Your instructions:
Every entry that follows should be repeated exactly; drop the images.

Task input:
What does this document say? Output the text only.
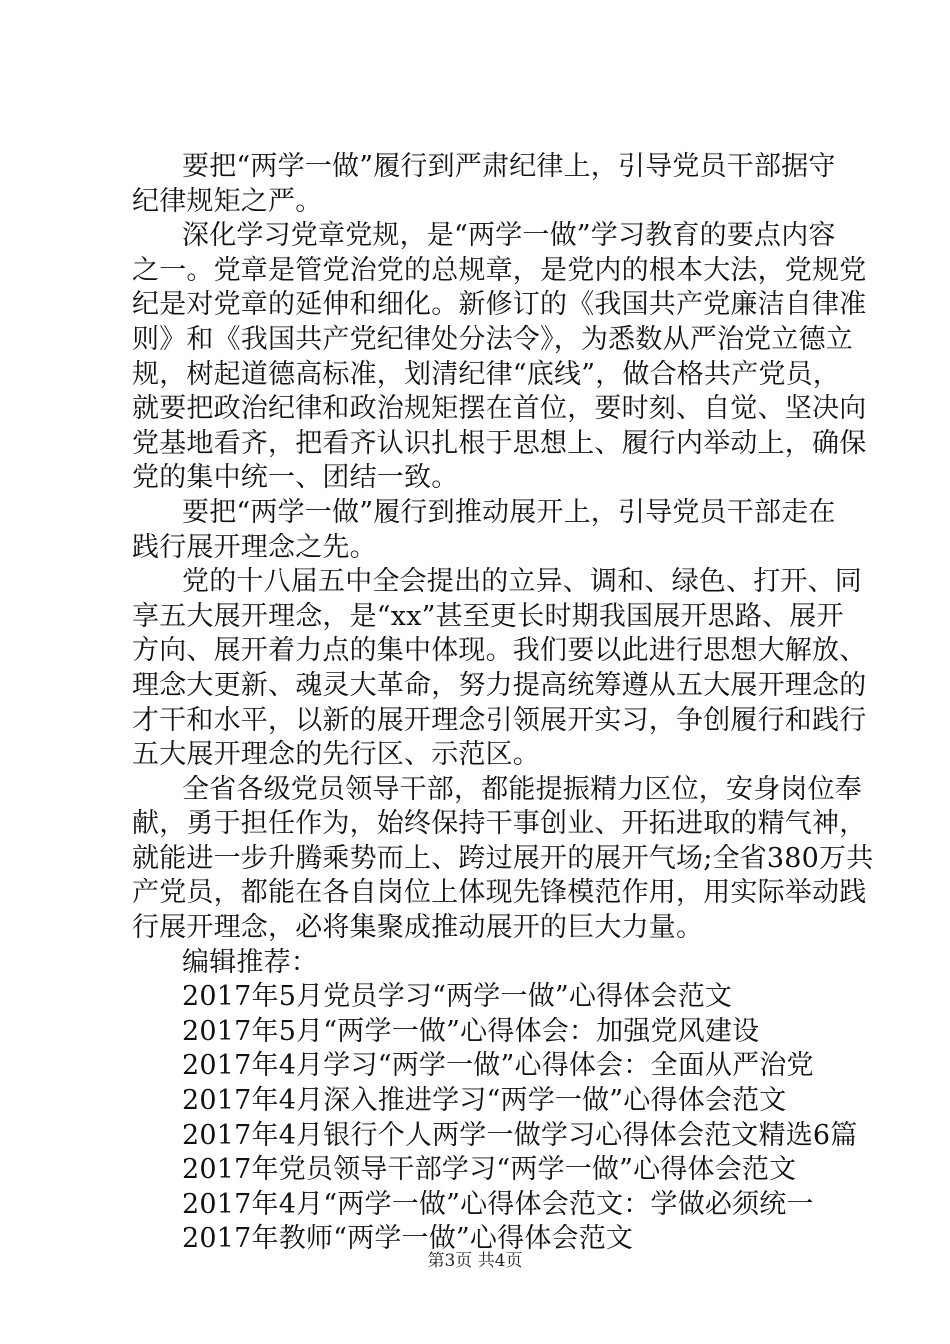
要把“两学一做”履行到严肃纪律上，引导党员干部据守
纪律规矩之严。
深化学习党章党规，是“两学一做”学习教育的要点内容
之一。党章是管党治党的总规章，是党内的根本大法，党规党
纪是对党章的延伸和细化。新修订的《我国共产党廉洁自律准
则》和《我国共产党纪律处分法令》，为悉数从严治党立德立
规，树起道德高标准，划清纪律“底线”，做合格共产党员，
就要把政治纪律和政治规矩摆在首位，要时刻、自觉、坚决向
党基地看齐，把看齐认识扎根于思想上、履行内举动上，确保
党的集中统一、团结一致。
要把“两学一做”履行到推动展开上，引导党员干部走在
践行展开理念之先。
党的十八届五中全会提出的立异、调和、绿色、打开、同
享五大展开理念，是“xx”甚至更长时期我国展开思路、展开
方向、展开着力点的集中体现。我们要以此进行思想大解放、
理念大更新、魂灵大革命，努力提高统筹遵从五大展开理念的
才干和水平，以新的展开理念引领展开实习，争创履行和践行
五大展开理念的先行区、示范区。
全省各级党员领导干部，都能提振精力区位，安身岗位奉
献，勇于担任作为，始终保持干事创业、开拓进取的精气神，
就能进一步升腾乘势而上、跨过展开的展开气场;全省380万共
产党员，都能在各自岗位上体现先锋模范作用，用实际举动践
行展开理念，必将集聚成推动展开的巨大力量。
编辑推荐：
2017年5月党员学习“两学一做”心得体会范文
2017年5月“两学一做”心得体会：加强党风建设
2017年4月学习“两学一做”心得体会：全面从严治党
2017年4月深入推进学习“两学一做”心得体会范文
2017年4月银行个人两学一做学习心得体会范文精选6篇
2017年党员领导干部学习“两学一做”心得体会范文
2017年4月“两学一做”心得体会范文：学做必须统一
2017年教师“两学一做”心得体会范文
第3页 共4页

Completed task:
What does this document say? Output the text only.
要把“两学一做”履行到严肃纪律上，引导党员干部据守
纪律规矩之严。
深化学习党章党规，是“两学一做”学习教育的要点内容
之一。党章是管党治党的总规章，是党内的根本大法，党规党
纪是对党章的延伸和细化。新修订的《我国共产党廉洁自律准
则》和《我国共产党纪律处分法令》，为悉数从严治党立德立
规，树起道德高标准，划清纪律“底线”，做合格共产党员，
就要把政治纪律和政治规矩摆在首位，要时刻、自觉、坚决向
党基地看齐，把看齐认识扎根于思想上、履行内举动上，确保
党的集中统一、团结一致。
要把“两学一做”履行到推动展开上，引导党员干部走在
践行展开理念之先。
党的十八届五中全会提出的立异、调和、绿色、打开、同
享五大展开理念，是“xx”甚至更长时期我国展开思路、展开
方向、展开着力点的集中体现。我们要以此进行思想大解放、
理念大更新、魂灵大革命，努力提高统筹遵从五大展开理念的
才干和水平，以新的展开理念引领展开实习，争创履行和践行
五大展开理念的先行区、示范区。
全省各级党员领导干部，都能提振精力区位，安身岗位奉
献，勇于担任作为，始终保持干事创业、开拓进取的精气神，
就能进一步升腾乘势而上、跨过展开的展开气场;全省380万共
产党员，都能在各自岗位上体现先锋模范作用，用实际举动践
行展开理念，必将集聚成推动展开的巨大力量。
编辑推荐：
2017年5月党员学习“两学一做”心得体会范文
2017年5月“两学一做”心得体会：加强党风建设
2017年4月学习“两学一做”心得体会：全面从严治党
2017年4月深入推进学习“两学一做”心得体会范文
2017年4月银行个人两学一做学习心得体会范文精选6篇
2017年党员领导干部学习“两学一做”心得体会范文
2017年4月“两学一做”心得体会范文：学做必须统一
2017年教师“两学一做”心得体会范文
第3页 共4页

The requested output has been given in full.